Extracted data entries:
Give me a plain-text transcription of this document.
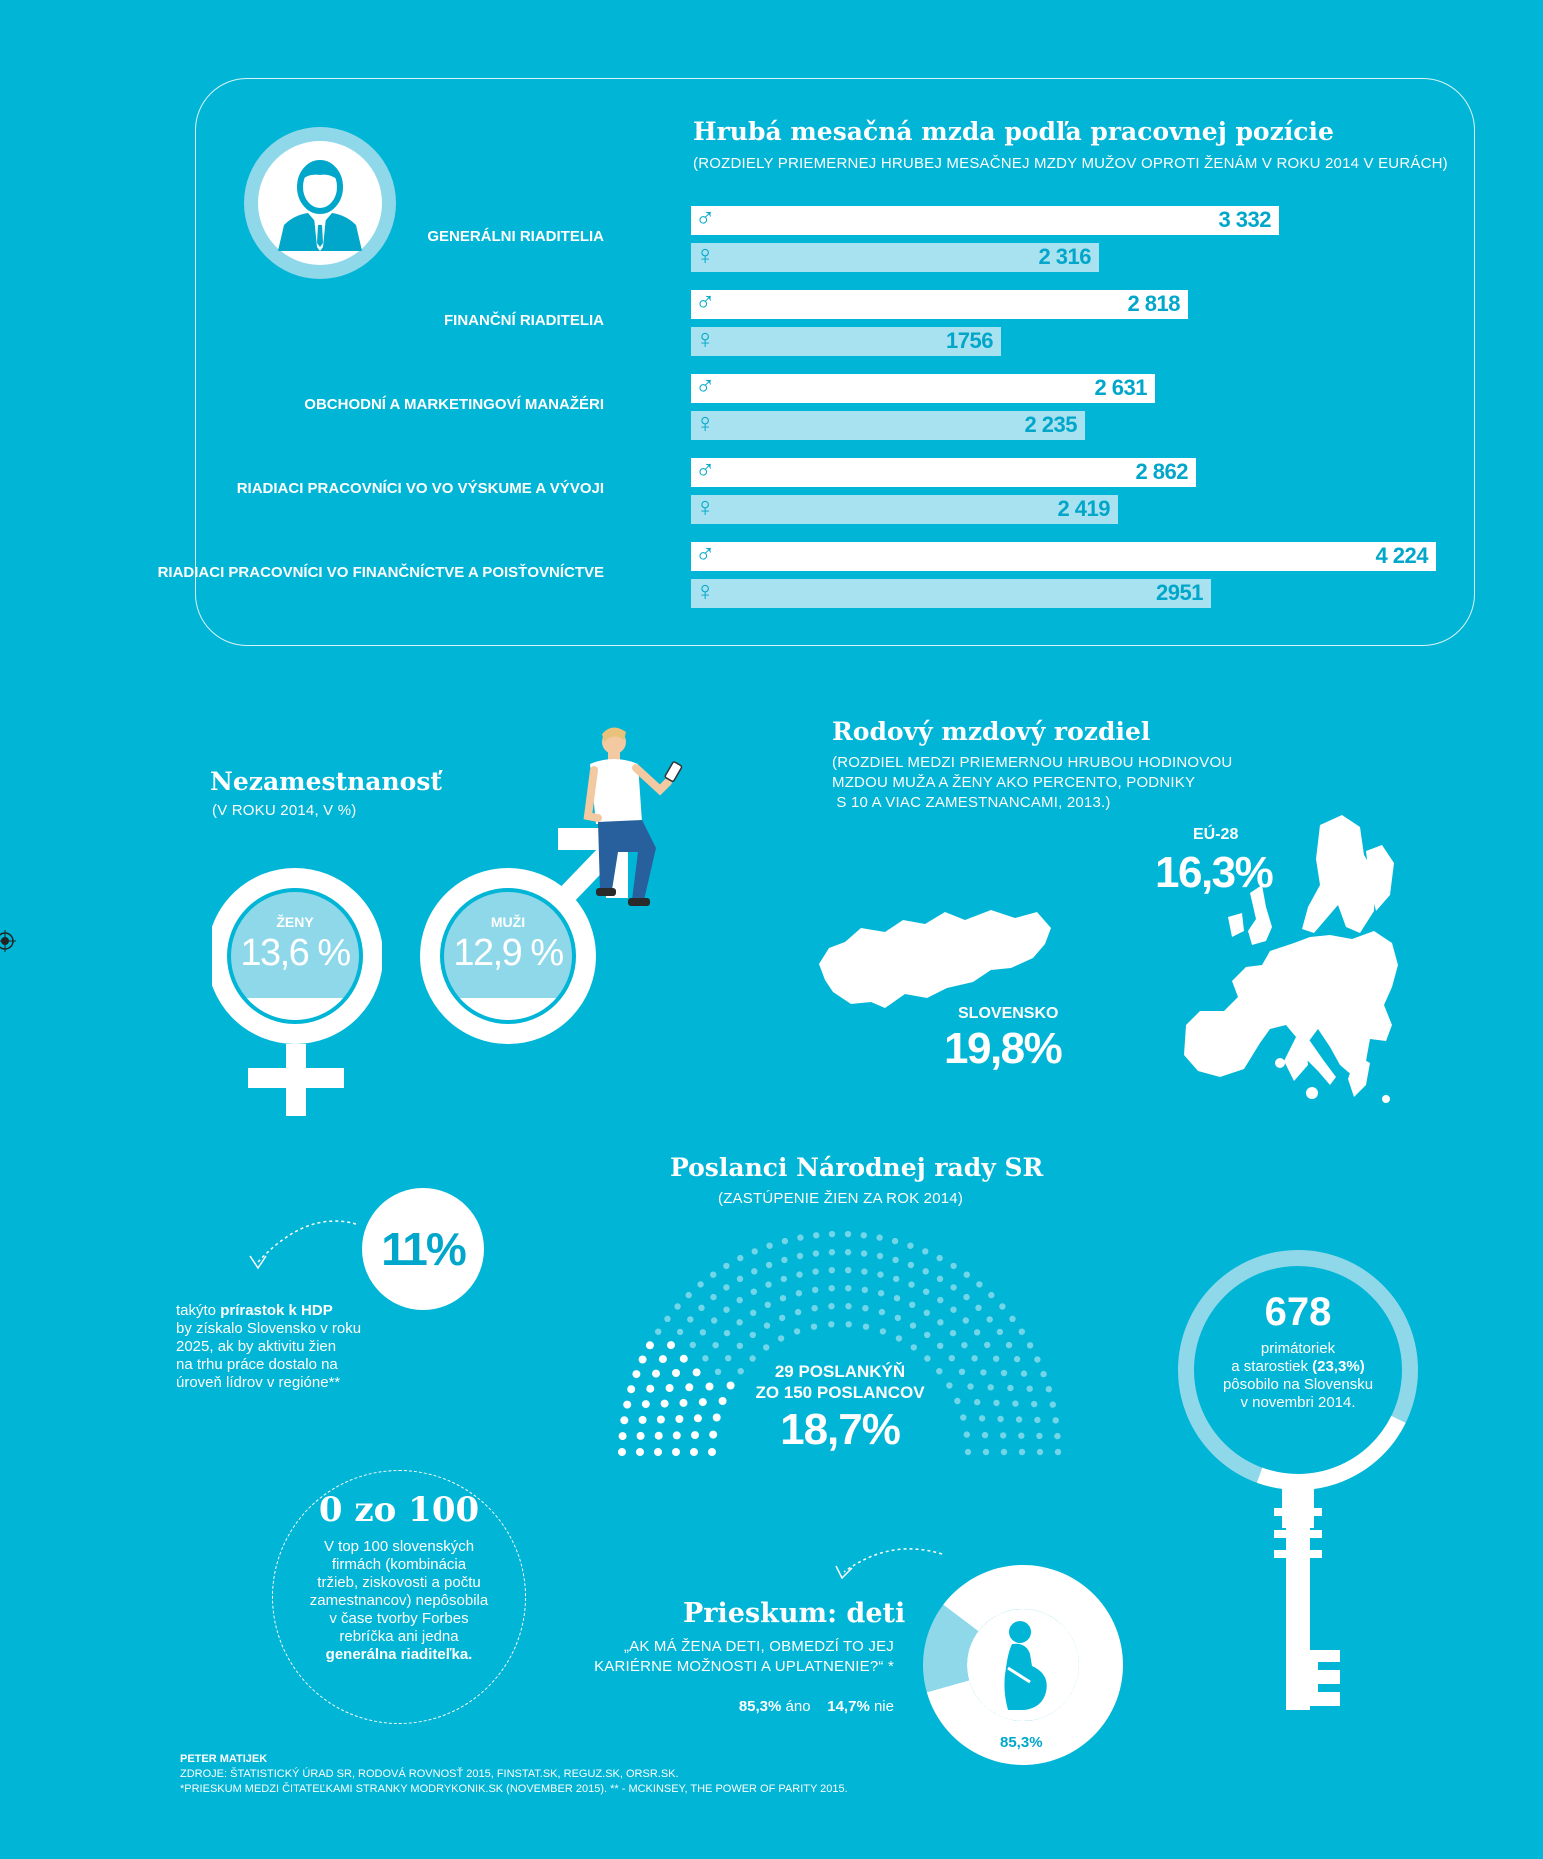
Hrubá mesačná mzda podľa pracovnej pozície
(ROZDIELY PRIEMERNEJ HRUBEJ MESAČNEJ MZDY MUŽOV OPROTI ŽENÁM V ROKU 2014 V EURÁCH)
GENERÁLNI RIADITELIA
♂	3 332
♀	2 316
FINANČNÍ RIADITELIA
♂	2 818
♀	1756
OBCHODNÍ A MARKETINGOVÍ MANAŽÉRI
♂	2 631
♀	2 235
RIADIACI PRACOVNÍCI VO VO VÝSKUME A VÝVOJI
♂	2 862
♀	2 419
RIADIACI PRACOVNÍCI VO FINANČNÍCTVE A POISŤOVNÍCTVE
♂	4 224
♀	2951
Nezamestnanosť
(V ROKU 2014, V %)
ŽENY
13,6 %
MUŽI
12,9 %
Rodový mzdový rozdiel
(ROZDIEL MEDZI PRIEMERNOU HRUBOU HODINOVOU
MZDOU MUŽA A ŽENY AKO PERCENTO, PODNIKY
S 10 A VIAC ZAMESTNANCAMI, 2013.)
SLOVENSKO
19,8%
EÚ-28
16,3%
Poslanci Národnej rady SR
(ZASTÚPENIE ŽIEN ZA ROK 2014)
29 POSLANKÝŇ
ZO 150 POSLANCOV
18,7%
11%
takýto prírastok k HDP
by získalo Slovensko v roku
2025, ak by aktivitu žien
na trhu práce dostalo na
úroveň lídrov v regióne**
678
primátoriek
a starostiek (23,3%)
pôsobilo na Slovensku
v novembri 2014.
0 zo 100
V top 100 slovenských
firmách (kombinácia
tržieb, ziskovosti a počtu
zamestnancov) nepôsobila
v čase tvorby Forbes
rebríčka ani jedna
generálna riaditeľka.
Prieskum: deti
„AK MÁ ŽENA DETI, OBMEDZÍ TO JEJ
KARIÉRNE MOŽNOSTI A UPLATNENIE?“ *
85,3% áno 14,7% nie
14,7%
85,3%
PETER MATIJEK
ZDROJE: ŠTATISTICKÝ ÚRAD SR, RODOVÁ ROVNOSŤ 2015, FINSTAT.SK, REGUZ.SK, ORSR.SK.
*PRIESKUM MEDZI ČITATEĽKAMI STRANKY MODRYKONIK.SK (NOVEMBER 2015). ** - MCKINSEY, THE POWER OF PARITY 2015.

> **Exercise task**
Repeat the records above exactly, leaving out the pictures.

> **Correct result**
Give me a plain-text transcription of this document.
Hrubá mesačná mzda podľa pracovnej pozície
(ROZDIELY PRIEMERNEJ HRUBEJ MESAČNEJ MZDY MUŽOV OPROTI ŽENÁM V ROKU 2014 V EURÁCH)
GENERÁLNI RIADITELIA
♂	3 332
♀	2 316
FINANČNÍ RIADITELIA
♂	2 818
♀	1756
OBCHODNÍ A MARKETINGOVÍ MANAŽÉRI
♂	2 631
♀	2 235
RIADIACI PRACOVNÍCI VO VO VÝSKUME A VÝVOJI
♂	2 862
♀	2 419
RIADIACI PRACOVNÍCI VO FINANČNÍCTVE A POISŤOVNÍCTVE
♂	4 224
♀	2951
Nezamestnanosť
(V ROKU 2014, V %)
ŽENY
13,6 %
MUŽI
12,9 %
Rodový mzdový rozdiel
(ROZDIEL MEDZI PRIEMERNOU HRUBOU HODINOVOU
MZDOU MUŽA A ŽENY AKO PERCENTO, PODNIKY
S 10 A VIAC ZAMESTNANCAMI, 2013.)
SLOVENSKO
19,8%
EÚ-28
16,3%
Poslanci Národnej rady SR
(ZASTÚPENIE ŽIEN ZA ROK 2014)
29 POSLANKÝŇ
ZO 150 POSLANCOV
18,7%
11%
takýto prírastok k HDP
by získalo Slovensko v roku
2025, ak by aktivitu žien
na trhu práce dostalo na
úroveň lídrov v regióne**
678
primátoriek
a starostiek (23,3%)
pôsobilo na Slovensku
v novembri 2014.
0 zo 100
V top 100 slovenských
firmách (kombinácia
tržieb, ziskovosti a počtu
zamestnancov) nepôsobila
v čase tvorby Forbes
rebríčka ani jedna
generálna riaditeľka.
Prieskum: deti
„AK MÁ ŽENA DETI, OBMEDZÍ TO JEJ
KARIÉRNE MOŽNOSTI A UPLATNENIE?“ *
85,3% áno 14,7% nie
14,7%
85,3%
PETER MATIJEK
ZDROJE: ŠTATISTICKÝ ÚRAD SR, RODOVÁ ROVNOSŤ 2015, FINSTAT.SK, REGUZ.SK, ORSR.SK.
*PRIESKUM MEDZI ČITATEĽKAMI STRANKY MODRYKONIK.SK (NOVEMBER 2015). ** - MCKINSEY, THE POWER OF PARITY 2015.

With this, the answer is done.